TASK BRIEF:
Collect every line in the records below that contains the word "Page".

BEGIN ROWS

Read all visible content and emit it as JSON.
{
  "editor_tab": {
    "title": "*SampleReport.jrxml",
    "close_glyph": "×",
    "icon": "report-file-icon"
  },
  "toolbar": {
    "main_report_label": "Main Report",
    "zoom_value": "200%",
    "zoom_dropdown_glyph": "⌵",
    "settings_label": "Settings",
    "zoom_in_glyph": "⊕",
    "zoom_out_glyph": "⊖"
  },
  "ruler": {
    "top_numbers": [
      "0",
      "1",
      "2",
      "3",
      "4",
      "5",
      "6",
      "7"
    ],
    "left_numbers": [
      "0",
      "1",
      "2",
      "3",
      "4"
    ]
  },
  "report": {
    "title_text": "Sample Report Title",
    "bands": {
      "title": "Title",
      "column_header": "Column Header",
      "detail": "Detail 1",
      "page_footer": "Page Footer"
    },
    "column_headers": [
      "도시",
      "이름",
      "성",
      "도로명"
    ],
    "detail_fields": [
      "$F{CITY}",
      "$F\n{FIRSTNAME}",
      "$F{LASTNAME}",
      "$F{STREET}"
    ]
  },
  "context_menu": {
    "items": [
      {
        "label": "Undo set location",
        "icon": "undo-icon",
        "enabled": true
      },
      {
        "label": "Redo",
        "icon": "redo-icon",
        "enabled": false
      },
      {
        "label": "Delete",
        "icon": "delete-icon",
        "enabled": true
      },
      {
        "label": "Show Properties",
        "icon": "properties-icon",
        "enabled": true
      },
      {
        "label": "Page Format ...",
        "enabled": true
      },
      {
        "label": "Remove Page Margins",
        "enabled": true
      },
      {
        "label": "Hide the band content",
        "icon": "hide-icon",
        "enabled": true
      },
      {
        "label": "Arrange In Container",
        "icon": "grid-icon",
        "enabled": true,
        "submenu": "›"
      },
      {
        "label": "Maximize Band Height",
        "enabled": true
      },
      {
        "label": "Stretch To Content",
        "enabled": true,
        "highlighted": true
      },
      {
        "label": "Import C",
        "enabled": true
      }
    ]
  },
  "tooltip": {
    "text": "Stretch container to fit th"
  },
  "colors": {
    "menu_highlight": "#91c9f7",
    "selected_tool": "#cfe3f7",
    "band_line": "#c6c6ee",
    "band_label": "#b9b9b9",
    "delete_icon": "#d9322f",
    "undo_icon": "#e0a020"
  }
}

END ROWS

TASK SOLUTION:
      "page_footer": "Page Footer"
        "label": "Page Format ...",
        "label": "Remove Page Margins",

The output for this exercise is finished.